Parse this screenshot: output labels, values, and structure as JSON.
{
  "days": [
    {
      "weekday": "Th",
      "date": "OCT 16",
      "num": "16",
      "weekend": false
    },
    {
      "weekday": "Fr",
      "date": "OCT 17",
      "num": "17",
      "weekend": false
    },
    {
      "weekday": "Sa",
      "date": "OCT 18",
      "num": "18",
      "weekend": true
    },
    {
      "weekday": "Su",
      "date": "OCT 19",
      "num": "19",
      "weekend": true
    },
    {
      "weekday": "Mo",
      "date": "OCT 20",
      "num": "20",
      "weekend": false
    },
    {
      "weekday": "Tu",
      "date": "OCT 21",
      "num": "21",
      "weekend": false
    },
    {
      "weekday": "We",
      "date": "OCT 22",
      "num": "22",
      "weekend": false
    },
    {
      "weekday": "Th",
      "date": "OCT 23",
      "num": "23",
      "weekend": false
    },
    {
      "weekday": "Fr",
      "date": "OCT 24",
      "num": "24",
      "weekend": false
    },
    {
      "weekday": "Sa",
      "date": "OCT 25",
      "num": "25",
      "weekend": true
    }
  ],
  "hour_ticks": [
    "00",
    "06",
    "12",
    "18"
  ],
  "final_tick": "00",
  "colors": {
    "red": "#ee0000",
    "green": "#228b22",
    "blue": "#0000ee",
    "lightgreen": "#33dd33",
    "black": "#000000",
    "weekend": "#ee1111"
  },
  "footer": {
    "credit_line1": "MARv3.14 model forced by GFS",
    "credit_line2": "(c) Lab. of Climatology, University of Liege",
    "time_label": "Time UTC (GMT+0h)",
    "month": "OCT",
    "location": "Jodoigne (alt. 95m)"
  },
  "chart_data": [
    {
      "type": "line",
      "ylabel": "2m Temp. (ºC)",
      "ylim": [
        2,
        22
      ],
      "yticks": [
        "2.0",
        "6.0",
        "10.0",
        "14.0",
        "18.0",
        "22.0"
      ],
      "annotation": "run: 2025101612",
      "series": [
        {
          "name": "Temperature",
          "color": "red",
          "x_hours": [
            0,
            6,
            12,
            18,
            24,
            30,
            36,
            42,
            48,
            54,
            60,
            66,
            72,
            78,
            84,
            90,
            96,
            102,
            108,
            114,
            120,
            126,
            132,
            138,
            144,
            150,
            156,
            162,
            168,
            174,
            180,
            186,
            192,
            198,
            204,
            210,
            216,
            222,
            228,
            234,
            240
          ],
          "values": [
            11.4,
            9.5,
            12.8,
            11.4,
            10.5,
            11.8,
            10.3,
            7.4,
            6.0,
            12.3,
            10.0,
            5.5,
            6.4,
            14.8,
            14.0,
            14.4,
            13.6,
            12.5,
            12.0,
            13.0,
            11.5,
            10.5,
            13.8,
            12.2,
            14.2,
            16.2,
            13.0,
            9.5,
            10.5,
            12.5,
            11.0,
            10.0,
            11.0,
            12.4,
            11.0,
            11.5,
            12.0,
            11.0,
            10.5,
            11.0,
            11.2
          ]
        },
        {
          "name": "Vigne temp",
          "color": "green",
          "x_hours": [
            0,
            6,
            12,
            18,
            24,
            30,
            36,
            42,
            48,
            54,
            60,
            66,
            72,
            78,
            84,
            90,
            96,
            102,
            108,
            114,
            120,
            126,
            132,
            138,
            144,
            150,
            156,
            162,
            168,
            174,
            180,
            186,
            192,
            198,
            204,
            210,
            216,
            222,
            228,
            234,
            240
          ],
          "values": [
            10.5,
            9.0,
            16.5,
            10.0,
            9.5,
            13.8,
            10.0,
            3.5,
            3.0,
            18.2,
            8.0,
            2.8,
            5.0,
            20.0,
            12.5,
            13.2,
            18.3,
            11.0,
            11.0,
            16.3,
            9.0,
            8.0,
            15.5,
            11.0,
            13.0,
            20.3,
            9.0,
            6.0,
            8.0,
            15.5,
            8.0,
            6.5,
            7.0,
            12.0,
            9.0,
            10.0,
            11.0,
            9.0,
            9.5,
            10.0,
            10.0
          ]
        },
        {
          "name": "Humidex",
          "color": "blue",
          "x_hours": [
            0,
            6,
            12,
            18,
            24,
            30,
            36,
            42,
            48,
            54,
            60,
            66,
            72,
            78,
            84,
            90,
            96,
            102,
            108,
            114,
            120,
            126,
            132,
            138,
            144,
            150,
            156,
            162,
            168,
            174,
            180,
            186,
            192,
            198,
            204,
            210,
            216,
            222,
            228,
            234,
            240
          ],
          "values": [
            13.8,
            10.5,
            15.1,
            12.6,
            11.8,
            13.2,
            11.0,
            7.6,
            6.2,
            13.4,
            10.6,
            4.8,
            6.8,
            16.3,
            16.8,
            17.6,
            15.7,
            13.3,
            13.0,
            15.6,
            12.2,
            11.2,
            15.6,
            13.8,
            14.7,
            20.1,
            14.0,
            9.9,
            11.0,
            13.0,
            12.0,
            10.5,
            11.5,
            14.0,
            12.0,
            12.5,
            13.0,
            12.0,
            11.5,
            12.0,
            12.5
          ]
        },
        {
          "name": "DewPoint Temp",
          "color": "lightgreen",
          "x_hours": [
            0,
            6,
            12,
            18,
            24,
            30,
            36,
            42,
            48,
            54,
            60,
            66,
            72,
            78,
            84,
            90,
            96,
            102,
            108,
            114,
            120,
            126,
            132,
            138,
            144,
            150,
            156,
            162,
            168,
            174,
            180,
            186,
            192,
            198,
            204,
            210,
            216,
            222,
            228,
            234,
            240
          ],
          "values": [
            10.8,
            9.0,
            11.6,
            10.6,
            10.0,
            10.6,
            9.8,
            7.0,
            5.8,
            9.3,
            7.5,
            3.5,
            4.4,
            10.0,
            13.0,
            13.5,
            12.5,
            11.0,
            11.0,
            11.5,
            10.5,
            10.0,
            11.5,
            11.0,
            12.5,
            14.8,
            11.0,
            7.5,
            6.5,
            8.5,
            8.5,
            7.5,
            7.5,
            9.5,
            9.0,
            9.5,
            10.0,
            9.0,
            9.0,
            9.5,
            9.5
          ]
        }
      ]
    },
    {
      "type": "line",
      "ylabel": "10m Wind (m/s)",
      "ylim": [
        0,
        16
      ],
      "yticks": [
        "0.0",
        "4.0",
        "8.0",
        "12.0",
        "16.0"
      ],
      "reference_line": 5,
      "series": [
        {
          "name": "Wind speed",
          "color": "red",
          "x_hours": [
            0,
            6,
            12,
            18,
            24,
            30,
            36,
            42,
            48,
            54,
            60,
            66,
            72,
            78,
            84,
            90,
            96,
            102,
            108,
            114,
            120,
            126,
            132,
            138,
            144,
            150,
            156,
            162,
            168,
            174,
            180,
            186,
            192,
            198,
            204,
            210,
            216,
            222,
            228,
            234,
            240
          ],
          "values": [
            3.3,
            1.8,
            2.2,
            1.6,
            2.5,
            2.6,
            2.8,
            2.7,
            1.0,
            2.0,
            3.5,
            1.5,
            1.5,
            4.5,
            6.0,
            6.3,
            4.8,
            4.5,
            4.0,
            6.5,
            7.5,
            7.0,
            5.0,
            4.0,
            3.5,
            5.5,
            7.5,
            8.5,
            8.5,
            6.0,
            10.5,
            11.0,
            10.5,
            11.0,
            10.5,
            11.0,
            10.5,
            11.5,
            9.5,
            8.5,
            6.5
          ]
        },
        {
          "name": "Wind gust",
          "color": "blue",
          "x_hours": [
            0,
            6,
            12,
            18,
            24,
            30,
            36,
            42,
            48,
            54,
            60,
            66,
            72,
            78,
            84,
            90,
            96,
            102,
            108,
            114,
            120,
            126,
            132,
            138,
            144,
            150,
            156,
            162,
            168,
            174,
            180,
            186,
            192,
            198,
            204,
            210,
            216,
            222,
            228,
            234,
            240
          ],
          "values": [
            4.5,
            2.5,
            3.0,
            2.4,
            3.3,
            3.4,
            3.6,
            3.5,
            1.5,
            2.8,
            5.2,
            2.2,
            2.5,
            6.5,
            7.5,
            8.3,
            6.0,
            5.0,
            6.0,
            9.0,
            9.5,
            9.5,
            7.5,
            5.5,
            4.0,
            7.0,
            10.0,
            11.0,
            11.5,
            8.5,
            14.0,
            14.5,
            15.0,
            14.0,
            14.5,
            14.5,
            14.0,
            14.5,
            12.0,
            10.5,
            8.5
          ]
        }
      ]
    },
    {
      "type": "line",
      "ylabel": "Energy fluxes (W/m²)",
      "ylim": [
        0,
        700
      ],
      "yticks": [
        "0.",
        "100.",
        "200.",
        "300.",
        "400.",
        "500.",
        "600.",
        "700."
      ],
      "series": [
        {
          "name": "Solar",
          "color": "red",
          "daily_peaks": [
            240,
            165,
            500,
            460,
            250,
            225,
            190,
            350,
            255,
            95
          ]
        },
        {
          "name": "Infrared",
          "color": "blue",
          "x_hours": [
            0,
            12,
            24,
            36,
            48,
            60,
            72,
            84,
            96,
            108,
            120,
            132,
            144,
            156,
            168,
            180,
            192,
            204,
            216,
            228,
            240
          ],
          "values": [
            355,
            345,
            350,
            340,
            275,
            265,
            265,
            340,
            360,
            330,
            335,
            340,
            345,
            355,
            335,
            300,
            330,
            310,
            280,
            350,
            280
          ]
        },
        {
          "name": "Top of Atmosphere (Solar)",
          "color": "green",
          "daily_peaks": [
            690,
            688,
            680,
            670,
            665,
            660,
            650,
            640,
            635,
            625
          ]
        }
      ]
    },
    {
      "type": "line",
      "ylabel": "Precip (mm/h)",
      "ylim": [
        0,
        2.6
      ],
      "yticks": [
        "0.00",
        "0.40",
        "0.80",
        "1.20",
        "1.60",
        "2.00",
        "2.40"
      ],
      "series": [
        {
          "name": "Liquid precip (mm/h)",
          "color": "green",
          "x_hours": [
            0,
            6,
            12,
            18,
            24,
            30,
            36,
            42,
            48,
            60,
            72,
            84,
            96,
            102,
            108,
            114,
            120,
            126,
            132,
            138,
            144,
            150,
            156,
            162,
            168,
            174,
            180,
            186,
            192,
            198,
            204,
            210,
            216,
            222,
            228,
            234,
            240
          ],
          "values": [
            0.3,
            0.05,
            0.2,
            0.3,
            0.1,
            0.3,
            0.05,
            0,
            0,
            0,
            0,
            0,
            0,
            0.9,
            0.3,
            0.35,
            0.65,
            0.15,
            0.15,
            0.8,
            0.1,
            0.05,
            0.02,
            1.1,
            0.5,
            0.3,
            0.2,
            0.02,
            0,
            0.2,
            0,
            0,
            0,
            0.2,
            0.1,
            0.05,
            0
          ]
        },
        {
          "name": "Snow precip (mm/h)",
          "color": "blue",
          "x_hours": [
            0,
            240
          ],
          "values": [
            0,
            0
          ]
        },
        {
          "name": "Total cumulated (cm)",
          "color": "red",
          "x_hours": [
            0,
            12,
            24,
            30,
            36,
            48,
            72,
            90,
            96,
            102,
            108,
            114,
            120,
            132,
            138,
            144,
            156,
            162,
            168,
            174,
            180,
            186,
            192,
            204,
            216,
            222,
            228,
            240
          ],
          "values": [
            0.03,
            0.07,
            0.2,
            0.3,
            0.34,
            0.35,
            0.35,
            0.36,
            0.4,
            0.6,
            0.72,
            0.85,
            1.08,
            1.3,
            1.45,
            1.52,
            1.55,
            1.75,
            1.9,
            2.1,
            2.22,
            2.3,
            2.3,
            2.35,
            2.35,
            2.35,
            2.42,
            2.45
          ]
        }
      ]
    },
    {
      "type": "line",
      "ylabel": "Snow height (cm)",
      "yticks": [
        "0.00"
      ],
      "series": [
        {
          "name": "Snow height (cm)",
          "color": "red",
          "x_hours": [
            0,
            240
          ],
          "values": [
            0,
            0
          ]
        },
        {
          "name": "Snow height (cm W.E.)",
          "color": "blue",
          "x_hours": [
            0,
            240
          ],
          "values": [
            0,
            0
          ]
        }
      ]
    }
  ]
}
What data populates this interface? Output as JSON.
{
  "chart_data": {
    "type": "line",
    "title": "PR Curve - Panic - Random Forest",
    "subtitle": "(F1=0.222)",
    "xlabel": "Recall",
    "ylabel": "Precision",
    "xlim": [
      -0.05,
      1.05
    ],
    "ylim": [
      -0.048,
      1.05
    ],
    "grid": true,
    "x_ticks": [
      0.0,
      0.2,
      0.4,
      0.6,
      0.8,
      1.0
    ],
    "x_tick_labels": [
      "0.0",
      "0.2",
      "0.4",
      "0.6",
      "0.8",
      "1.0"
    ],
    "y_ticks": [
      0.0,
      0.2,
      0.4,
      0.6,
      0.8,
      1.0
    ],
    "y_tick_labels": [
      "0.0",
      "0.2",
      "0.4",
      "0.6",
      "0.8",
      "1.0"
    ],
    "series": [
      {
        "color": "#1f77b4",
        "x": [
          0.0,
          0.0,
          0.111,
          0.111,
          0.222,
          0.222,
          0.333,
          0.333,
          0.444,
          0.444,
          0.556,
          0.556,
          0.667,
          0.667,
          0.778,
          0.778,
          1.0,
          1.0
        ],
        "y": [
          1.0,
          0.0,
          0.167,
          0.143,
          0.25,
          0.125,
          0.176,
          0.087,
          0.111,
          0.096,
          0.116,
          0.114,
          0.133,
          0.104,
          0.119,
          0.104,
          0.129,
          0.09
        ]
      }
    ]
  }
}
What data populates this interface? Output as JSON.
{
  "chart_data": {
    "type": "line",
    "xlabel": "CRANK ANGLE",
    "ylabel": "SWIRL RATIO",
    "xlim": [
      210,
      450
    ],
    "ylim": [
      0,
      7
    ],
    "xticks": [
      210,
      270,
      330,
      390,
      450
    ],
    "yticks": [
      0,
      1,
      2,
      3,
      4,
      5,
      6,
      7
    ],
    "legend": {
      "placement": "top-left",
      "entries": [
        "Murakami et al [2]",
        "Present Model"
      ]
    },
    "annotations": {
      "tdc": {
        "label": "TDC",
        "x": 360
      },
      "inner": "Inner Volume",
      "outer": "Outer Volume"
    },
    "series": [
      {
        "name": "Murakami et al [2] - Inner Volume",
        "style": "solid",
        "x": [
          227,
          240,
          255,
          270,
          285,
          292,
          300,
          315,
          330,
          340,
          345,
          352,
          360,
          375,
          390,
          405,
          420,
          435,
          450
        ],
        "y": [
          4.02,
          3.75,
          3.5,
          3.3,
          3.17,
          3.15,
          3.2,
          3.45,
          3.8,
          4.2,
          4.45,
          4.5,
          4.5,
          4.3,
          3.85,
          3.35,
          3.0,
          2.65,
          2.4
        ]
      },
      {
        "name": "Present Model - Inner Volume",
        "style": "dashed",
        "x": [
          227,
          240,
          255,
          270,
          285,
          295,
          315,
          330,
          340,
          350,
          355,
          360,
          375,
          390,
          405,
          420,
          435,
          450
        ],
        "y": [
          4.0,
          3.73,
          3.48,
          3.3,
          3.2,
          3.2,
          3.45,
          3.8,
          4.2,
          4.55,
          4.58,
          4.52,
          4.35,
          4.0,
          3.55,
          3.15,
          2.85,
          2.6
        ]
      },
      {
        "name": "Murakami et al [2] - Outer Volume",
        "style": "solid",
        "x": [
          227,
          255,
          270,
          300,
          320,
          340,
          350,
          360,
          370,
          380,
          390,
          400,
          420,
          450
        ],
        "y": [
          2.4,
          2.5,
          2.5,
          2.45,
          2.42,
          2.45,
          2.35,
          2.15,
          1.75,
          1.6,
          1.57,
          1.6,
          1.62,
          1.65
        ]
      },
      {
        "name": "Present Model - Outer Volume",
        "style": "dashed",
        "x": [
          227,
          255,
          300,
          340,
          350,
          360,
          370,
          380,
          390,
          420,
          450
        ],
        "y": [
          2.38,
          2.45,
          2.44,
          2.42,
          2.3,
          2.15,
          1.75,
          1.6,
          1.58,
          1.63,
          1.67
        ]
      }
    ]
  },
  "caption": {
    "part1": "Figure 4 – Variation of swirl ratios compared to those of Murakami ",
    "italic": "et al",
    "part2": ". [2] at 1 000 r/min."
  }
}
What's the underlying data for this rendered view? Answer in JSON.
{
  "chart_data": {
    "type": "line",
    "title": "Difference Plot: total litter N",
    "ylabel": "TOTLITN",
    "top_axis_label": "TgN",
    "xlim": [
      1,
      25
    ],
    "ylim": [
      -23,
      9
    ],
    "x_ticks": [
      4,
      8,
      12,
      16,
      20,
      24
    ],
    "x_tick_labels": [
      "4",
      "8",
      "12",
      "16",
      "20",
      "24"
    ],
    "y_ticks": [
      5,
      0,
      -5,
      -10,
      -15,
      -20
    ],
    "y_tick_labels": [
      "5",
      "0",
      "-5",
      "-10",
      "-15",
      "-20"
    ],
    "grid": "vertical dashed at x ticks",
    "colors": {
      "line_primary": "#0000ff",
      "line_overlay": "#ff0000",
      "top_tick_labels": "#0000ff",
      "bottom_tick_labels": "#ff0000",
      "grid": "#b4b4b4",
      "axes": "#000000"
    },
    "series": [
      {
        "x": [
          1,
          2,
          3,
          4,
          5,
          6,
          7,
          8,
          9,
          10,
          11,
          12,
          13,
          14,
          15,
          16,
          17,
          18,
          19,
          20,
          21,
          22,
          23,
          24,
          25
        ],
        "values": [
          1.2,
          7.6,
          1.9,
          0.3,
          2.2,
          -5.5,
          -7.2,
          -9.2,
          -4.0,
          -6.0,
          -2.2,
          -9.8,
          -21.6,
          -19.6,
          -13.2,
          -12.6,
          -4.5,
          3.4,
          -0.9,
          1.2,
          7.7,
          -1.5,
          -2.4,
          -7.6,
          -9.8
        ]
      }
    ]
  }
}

> **Problem to solve**
Take the lines from the one containing "What's the underlying" to the last line of the material above and write them out exactly.

> **Answer to the exercise**
What's the underlying data for this rendered view? Answer in JSON.
{
  "chart_data": {
    "type": "line",
    "title": "Difference Plot: total litter N",
    "ylabel": "TOTLITN",
    "top_axis_label": "TgN",
    "xlim": [
      1,
      25
    ],
    "ylim": [
      -23,
      9
    ],
    "x_ticks": [
      4,
      8,
      12,
      16,
      20,
      24
    ],
    "x_tick_labels": [
      "4",
      "8",
      "12",
      "16",
      "20",
      "24"
    ],
    "y_ticks": [
      5,
      0,
      -5,
      -10,
      -15,
      -20
    ],
    "y_tick_labels": [
      "5",
      "0",
      "-5",
      "-10",
      "-15",
      "-20"
    ],
    "grid": "vertical dashed at x ticks",
    "colors": {
      "line_primary": "#0000ff",
      "line_overlay": "#ff0000",
      "top_tick_labels": "#0000ff",
      "bottom_tick_labels": "#ff0000",
      "grid": "#b4b4b4",
      "axes": "#000000"
    },
    "series": [
      {
        "x": [
          1,
          2,
          3,
          4,
          5,
          6,
          7,
          8,
          9,
          10,
          11,
          12,
          13,
          14,
          15,
          16,
          17,
          18,
          19,
          20,
          21,
          22,
          23,
          24,
          25
        ],
        "values": [
          1.2,
          7.6,
          1.9,
          0.3,
          2.2,
          -5.5,
          -7.2,
          -9.2,
          -4.0,
          -6.0,
          -2.2,
          -9.8,
          -21.6,
          -19.6,
          -13.2,
          -12.6,
          -4.5,
          3.4,
          -0.9,
          1.2,
          7.7,
          -1.5,
          -2.4,
          -7.6,
          -9.8
        ]
      }
    ]
  }
}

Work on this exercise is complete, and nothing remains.